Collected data
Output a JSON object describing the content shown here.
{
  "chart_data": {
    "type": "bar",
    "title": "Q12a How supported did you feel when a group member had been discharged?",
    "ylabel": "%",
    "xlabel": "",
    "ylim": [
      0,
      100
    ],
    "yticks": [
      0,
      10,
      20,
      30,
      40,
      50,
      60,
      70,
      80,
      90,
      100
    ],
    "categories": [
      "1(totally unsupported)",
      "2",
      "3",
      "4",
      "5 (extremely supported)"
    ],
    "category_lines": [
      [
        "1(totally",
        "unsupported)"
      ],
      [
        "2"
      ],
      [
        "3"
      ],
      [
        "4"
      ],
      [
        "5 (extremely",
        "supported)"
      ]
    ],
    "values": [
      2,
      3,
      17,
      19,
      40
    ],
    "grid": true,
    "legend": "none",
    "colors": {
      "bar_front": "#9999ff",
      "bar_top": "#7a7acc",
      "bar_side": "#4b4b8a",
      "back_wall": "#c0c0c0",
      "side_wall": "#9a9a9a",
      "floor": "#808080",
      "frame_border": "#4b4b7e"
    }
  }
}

#### [DIRECTIONS]
Check each line above for "unsupported" and return the ones that have it.

#### [EXPECTED OUTPUT]
      "1(totally unsupported)",
        "unsupported)"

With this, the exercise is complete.